STATED GOAL:
Gather up every line that includes the string "marker".

RECORDS PROVIDED:

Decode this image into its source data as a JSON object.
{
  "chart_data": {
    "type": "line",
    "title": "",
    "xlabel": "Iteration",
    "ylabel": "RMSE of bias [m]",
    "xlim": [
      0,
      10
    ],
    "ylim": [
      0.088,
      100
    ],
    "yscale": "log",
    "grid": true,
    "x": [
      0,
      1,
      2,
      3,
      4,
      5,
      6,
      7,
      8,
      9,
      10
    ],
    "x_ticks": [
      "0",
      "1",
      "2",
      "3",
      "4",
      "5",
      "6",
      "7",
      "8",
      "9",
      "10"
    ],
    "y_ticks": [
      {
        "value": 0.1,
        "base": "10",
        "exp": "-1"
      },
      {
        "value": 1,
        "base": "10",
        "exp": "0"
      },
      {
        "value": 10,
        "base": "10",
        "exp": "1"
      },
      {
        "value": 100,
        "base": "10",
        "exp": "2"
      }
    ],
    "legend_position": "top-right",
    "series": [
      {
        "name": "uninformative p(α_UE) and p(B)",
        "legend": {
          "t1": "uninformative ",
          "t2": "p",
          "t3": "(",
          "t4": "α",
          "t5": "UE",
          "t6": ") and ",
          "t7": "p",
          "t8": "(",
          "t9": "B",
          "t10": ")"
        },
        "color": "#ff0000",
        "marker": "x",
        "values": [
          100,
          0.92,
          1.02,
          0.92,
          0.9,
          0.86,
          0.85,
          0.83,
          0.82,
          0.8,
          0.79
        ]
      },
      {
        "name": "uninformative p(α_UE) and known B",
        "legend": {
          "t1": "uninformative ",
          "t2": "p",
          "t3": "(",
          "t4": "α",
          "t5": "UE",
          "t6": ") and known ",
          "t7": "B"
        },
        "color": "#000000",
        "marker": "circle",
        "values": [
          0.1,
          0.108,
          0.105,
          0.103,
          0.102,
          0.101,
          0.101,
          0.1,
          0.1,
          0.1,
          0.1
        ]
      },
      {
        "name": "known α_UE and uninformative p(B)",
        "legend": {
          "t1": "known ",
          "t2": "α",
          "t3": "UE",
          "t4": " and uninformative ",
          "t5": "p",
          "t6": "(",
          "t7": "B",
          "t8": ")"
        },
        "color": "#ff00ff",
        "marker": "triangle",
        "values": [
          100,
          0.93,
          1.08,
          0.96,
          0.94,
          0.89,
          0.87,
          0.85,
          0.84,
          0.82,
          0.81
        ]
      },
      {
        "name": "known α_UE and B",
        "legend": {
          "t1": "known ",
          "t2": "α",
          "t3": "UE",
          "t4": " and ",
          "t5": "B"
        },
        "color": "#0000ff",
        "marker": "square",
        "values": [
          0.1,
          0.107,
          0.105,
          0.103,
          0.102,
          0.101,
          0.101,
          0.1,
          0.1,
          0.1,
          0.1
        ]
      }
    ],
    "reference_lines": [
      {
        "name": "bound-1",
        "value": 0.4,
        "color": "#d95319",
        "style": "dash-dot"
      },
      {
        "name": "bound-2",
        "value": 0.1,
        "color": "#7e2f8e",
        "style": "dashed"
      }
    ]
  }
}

CORRECT RESULT:
        "marker": "x",
        "marker": "circle",
        "marker": "triangle",
        "marker": "square",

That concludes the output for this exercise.